#### What is needed:
Scan the lines below for the word "kind". Copy each line you find it in.

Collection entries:

■ ■ ■ ■ ■

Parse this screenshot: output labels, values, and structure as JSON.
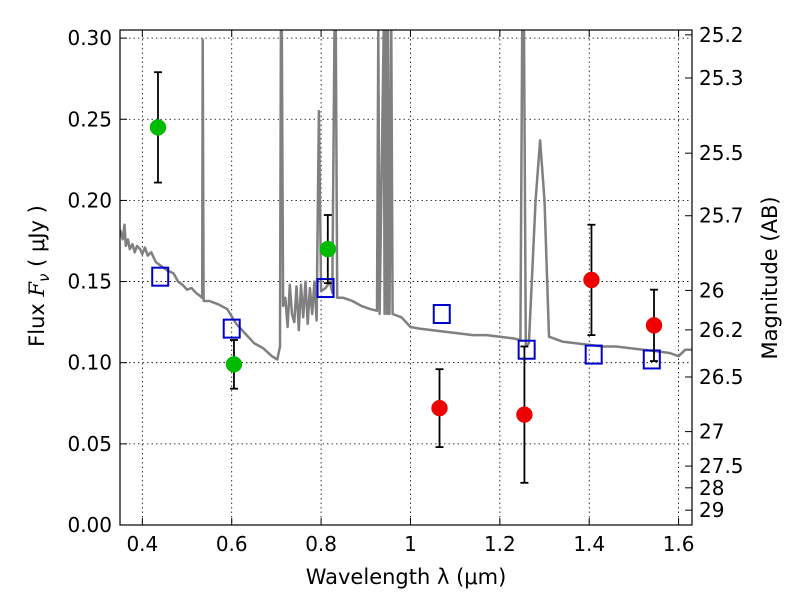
{
  "chart_data": {
    "type": "scatter",
    "xlabel": "Wavelength  λ (μm)",
    "ylabel_prefix": "Flux  ",
    "ylabel_symbol": "F",
    "ylabel_sub": "ν",
    "ylabel_unit": " ( μJy )",
    "y2label": "Magnitude (AB)",
    "xlim": [
      0.35,
      1.63
    ],
    "ylim": [
      0.0,
      0.305
    ],
    "grid": true,
    "x_ticks": [
      {
        "value": 0.4,
        "label": "0.4"
      },
      {
        "value": 0.6,
        "label": "0.6"
      },
      {
        "value": 0.8,
        "label": "0.8"
      },
      {
        "value": 1.0,
        "label": "1"
      },
      {
        "value": 1.2,
        "label": "1.2"
      },
      {
        "value": 1.4,
        "label": "1.4"
      },
      {
        "value": 1.6,
        "label": "1.6"
      }
    ],
    "y_ticks": [
      {
        "value": 0.0,
        "label": "0.00"
      },
      {
        "value": 0.05,
        "label": "0.05"
      },
      {
        "value": 0.1,
        "label": "0.10"
      },
      {
        "value": 0.15,
        "label": "0.15"
      },
      {
        "value": 0.2,
        "label": "0.20"
      },
      {
        "value": 0.25,
        "label": "0.25"
      },
      {
        "value": 0.3,
        "label": "0.30"
      }
    ],
    "mag_ticks": [
      {
        "value": 25.2,
        "label": "25.2"
      },
      {
        "value": 25.3,
        "label": "25.3"
      },
      {
        "value": 25.5,
        "label": "25.5"
      },
      {
        "value": 25.7,
        "label": "25.7"
      },
      {
        "value": 26.0,
        "label": "26"
      },
      {
        "value": 26.2,
        "label": "26.2"
      },
      {
        "value": 26.5,
        "label": "26.5"
      },
      {
        "value": 27.0,
        "label": "27"
      },
      {
        "value": 27.5,
        "label": "27.5"
      },
      {
        "value": 28.0,
        "label": "28"
      },
      {
        "value": 29.0,
        "label": "29"
      }
    ],
    "series": [
      {
        "kind": "spectrum",
        "color": "#808080",
        "points": [
          [
            0.35,
            0.182
          ],
          [
            0.356,
            0.176
          ],
          [
            0.36,
            0.185
          ],
          [
            0.363,
            0.172
          ],
          [
            0.368,
            0.176
          ],
          [
            0.372,
            0.17
          ],
          [
            0.378,
            0.173
          ],
          [
            0.383,
            0.168
          ],
          [
            0.388,
            0.172
          ],
          [
            0.395,
            0.17
          ],
          [
            0.4,
            0.167
          ],
          [
            0.406,
            0.171
          ],
          [
            0.412,
            0.166
          ],
          [
            0.42,
            0.168
          ],
          [
            0.43,
            0.162
          ],
          [
            0.44,
            0.16
          ],
          [
            0.455,
            0.157
          ],
          [
            0.47,
            0.155
          ],
          [
            0.48,
            0.15
          ],
          [
            0.49,
            0.148
          ],
          [
            0.5,
            0.145
          ],
          [
            0.51,
            0.146
          ],
          [
            0.52,
            0.143
          ],
          [
            0.53,
            0.141
          ],
          [
            0.534,
            0.14
          ],
          [
            0.535,
            0.299
          ],
          [
            0.537,
            0.138
          ],
          [
            0.55,
            0.138
          ],
          [
            0.57,
            0.136
          ],
          [
            0.59,
            0.133
          ],
          [
            0.61,
            0.124
          ],
          [
            0.63,
            0.118
          ],
          [
            0.65,
            0.112
          ],
          [
            0.67,
            0.109
          ],
          [
            0.69,
            0.104
          ],
          [
            0.702,
            0.102
          ],
          [
            0.708,
            0.11
          ],
          [
            0.71,
            0.305
          ],
          [
            0.712,
            0.305
          ],
          [
            0.715,
            0.135
          ],
          [
            0.72,
            0.14
          ],
          [
            0.725,
            0.122
          ],
          [
            0.73,
            0.148
          ],
          [
            0.735,
            0.13
          ],
          [
            0.74,
            0.125
          ],
          [
            0.745,
            0.147
          ],
          [
            0.75,
            0.12
          ],
          [
            0.755,
            0.148
          ],
          [
            0.76,
            0.128
          ],
          [
            0.765,
            0.15
          ],
          [
            0.77,
            0.124
          ],
          [
            0.775,
            0.146
          ],
          [
            0.78,
            0.13
          ],
          [
            0.785,
            0.15
          ],
          [
            0.79,
            0.126
          ],
          [
            0.795,
            0.255
          ],
          [
            0.8,
            0.144
          ],
          [
            0.81,
            0.146
          ],
          [
            0.82,
            0.15
          ],
          [
            0.825,
            0.143
          ],
          [
            0.83,
            0.305
          ],
          [
            0.833,
            0.305
          ],
          [
            0.836,
            0.14
          ],
          [
            0.85,
            0.14
          ],
          [
            0.87,
            0.138
          ],
          [
            0.89,
            0.135
          ],
          [
            0.91,
            0.133
          ],
          [
            0.925,
            0.132
          ],
          [
            0.928,
            0.305
          ],
          [
            0.931,
            0.13
          ],
          [
            0.94,
            0.305
          ],
          [
            0.942,
            0.13
          ],
          [
            0.945,
            0.305
          ],
          [
            0.948,
            0.13
          ],
          [
            0.95,
            0.305
          ],
          [
            0.953,
            0.13
          ],
          [
            0.957,
            0.305
          ],
          [
            0.96,
            0.13
          ],
          [
            0.98,
            0.128
          ],
          [
            1.0,
            0.122
          ],
          [
            1.02,
            0.121
          ],
          [
            1.05,
            0.12
          ],
          [
            1.08,
            0.119
          ],
          [
            1.11,
            0.118
          ],
          [
            1.14,
            0.117
          ],
          [
            1.17,
            0.117
          ],
          [
            1.2,
            0.116
          ],
          [
            1.23,
            0.115
          ],
          [
            1.246,
            0.114
          ],
          [
            1.25,
            0.305
          ],
          [
            1.254,
            0.305
          ],
          [
            1.258,
            0.11
          ],
          [
            1.265,
            0.112
          ],
          [
            1.28,
            0.2
          ],
          [
            1.29,
            0.237
          ],
          [
            1.3,
            0.2
          ],
          [
            1.31,
            0.116
          ],
          [
            1.34,
            0.113
          ],
          [
            1.37,
            0.112
          ],
          [
            1.4,
            0.111
          ],
          [
            1.43,
            0.11
          ],
          [
            1.46,
            0.11
          ],
          [
            1.49,
            0.109
          ],
          [
            1.52,
            0.108
          ],
          [
            1.55,
            0.107
          ],
          [
            1.58,
            0.106
          ],
          [
            1.6,
            0.104
          ],
          [
            1.615,
            0.108
          ],
          [
            1.63,
            0.108
          ]
        ]
      },
      {
        "kind": "model",
        "marker": "open-square",
        "color": "#0000cc",
        "x": [
          0.44,
          0.6,
          0.81,
          1.07,
          1.26,
          1.41,
          1.54
        ],
        "y": [
          0.153,
          0.121,
          0.146,
          0.13,
          0.108,
          0.105,
          0.102
        ]
      },
      {
        "kind": "observed",
        "marker": "filled-circle",
        "color": "#00bb00",
        "x": [
          0.435,
          0.605,
          0.815
        ],
        "y": [
          0.245,
          0.099,
          0.17
        ],
        "err": [
          0.034,
          0.015,
          0.021
        ]
      },
      {
        "kind": "observed",
        "marker": "filled-circle",
        "color": "#ee0000",
        "x": [
          1.065,
          1.255,
          1.405,
          1.545
        ],
        "y": [
          0.072,
          0.068,
          0.151,
          0.123
        ],
        "err": [
          0.024,
          0.042,
          0.034,
          0.022
        ]
      }
    ]
  }
}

■ ■ ■ ■ ■

#### Complete response:
        "kind": "spectrum",
        "kind": "model",
        "kind": "observed",
        "kind": "observed",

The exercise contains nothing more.